To do. All entries must be extracted exactly, with nothing added or dropped.

::::

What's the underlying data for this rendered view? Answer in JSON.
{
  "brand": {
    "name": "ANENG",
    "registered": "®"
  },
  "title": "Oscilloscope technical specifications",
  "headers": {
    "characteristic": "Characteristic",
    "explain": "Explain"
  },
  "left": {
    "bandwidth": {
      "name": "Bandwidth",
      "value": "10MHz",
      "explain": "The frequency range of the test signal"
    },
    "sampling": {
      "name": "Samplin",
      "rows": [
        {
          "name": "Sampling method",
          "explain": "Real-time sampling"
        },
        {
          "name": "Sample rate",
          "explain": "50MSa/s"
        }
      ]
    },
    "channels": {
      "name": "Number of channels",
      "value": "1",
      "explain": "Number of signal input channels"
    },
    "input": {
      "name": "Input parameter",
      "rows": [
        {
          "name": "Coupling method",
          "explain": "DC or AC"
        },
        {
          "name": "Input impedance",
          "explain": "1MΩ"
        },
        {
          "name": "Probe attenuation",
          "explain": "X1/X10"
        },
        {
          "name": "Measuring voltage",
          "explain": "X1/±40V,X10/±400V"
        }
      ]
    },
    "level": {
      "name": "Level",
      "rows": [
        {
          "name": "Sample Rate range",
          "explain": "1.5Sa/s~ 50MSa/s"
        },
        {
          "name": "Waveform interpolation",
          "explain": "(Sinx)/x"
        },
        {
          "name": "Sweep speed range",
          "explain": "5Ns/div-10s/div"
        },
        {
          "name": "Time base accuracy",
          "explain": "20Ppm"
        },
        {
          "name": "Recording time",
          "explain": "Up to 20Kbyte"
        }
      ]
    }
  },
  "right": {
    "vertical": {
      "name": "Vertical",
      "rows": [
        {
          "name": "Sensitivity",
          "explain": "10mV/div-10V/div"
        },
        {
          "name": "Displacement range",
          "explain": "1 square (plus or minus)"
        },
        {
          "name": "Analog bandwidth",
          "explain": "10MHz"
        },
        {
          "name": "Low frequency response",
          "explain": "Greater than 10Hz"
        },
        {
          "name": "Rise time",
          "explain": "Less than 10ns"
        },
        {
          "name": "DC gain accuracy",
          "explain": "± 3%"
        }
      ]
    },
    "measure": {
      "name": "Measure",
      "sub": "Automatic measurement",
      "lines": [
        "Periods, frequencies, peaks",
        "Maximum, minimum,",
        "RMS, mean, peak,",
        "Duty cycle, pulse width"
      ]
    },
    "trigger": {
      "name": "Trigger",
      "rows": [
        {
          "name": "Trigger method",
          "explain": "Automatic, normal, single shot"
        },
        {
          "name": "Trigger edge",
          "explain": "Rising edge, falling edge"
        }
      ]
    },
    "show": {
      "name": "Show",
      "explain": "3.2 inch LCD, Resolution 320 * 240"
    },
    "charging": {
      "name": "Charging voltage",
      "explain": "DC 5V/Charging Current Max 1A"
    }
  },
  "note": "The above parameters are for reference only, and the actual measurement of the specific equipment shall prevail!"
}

::::

Task response.
What's the underlying data for this rendered view? Answer in JSON.
{
  "brand": {
    "name": "ANENG",
    "registered": "®"
  },
  "title": "Oscilloscope technical specifications",
  "headers": {
    "characteristic": "Characteristic",
    "explain": "Explain"
  },
  "left": {
    "bandwidth": {
      "name": "Bandwidth",
      "value": "10MHz",
      "explain": "The frequency range of the test signal"
    },
    "sampling": {
      "name": "Samplin",
      "rows": [
        {
          "name": "Sampling method",
          "explain": "Real-time sampling"
        },
        {
          "name": "Sample rate",
          "explain": "50MSa/s"
        }
      ]
    },
    "channels": {
      "name": "Number of channels",
      "value": "1",
      "explain": "Number of signal input channels"
    },
    "input": {
      "name": "Input parameter",
      "rows": [
        {
          "name": "Coupling method",
          "explain": "DC or AC"
        },
        {
          "name": "Input impedance",
          "explain": "1MΩ"
        },
        {
          "name": "Probe attenuation",
          "explain": "X1/X10"
        },
        {
          "name": "Measuring voltage",
          "explain": "X1/±40V,X10/±400V"
        }
      ]
    },
    "level": {
      "name": "Level",
      "rows": [
        {
          "name": "Sample Rate range",
          "explain": "1.5Sa/s~ 50MSa/s"
        },
        {
          "name": "Waveform interpolation",
          "explain": "(Sinx)/x"
        },
        {
          "name": "Sweep speed range",
          "explain": "5Ns/div-10s/div"
        },
        {
          "name": "Time base accuracy",
          "explain": "20Ppm"
        },
        {
          "name": "Recording time",
          "explain": "Up to 20Kbyte"
        }
      ]
    }
  },
  "right": {
    "vertical": {
      "name": "Vertical",
      "rows": [
        {
          "name": "Sensitivity",
          "explain": "10mV/div-10V/div"
        },
        {
          "name": "Displacement range",
          "explain": "1 square (plus or minus)"
        },
        {
          "name": "Analog bandwidth",
          "explain": "10MHz"
        },
        {
          "name": "Low frequency response",
          "explain": "Greater than 10Hz"
        },
        {
          "name": "Rise time",
          "explain": "Less than 10ns"
        },
        {
          "name": "DC gain accuracy",
          "explain": "± 3%"
        }
      ]
    },
    "measure": {
      "name": "Measure",
      "sub": "Automatic measurement",
      "lines": [
        "Periods, frequencies, peaks",
        "Maximum, minimum,",
        "RMS, mean, peak,",
        "Duty cycle, pulse width"
      ]
    },
    "trigger": {
      "name": "Trigger",
      "rows": [
        {
          "name": "Trigger method",
          "explain": "Automatic, normal, single shot"
        },
        {
          "name": "Trigger edge",
          "explain": "Rising edge, falling edge"
        }
      ]
    },
    "show": {
      "name": "Show",
      "explain": "3.2 inch LCD, Resolution 320 * 240"
    },
    "charging": {
      "name": "Charging voltage",
      "explain": "DC 5V/Charging Current Max 1A"
    }
  },
  "note": "The above parameters are for reference only, and the actual measurement of the specific equipment shall prevail!"
}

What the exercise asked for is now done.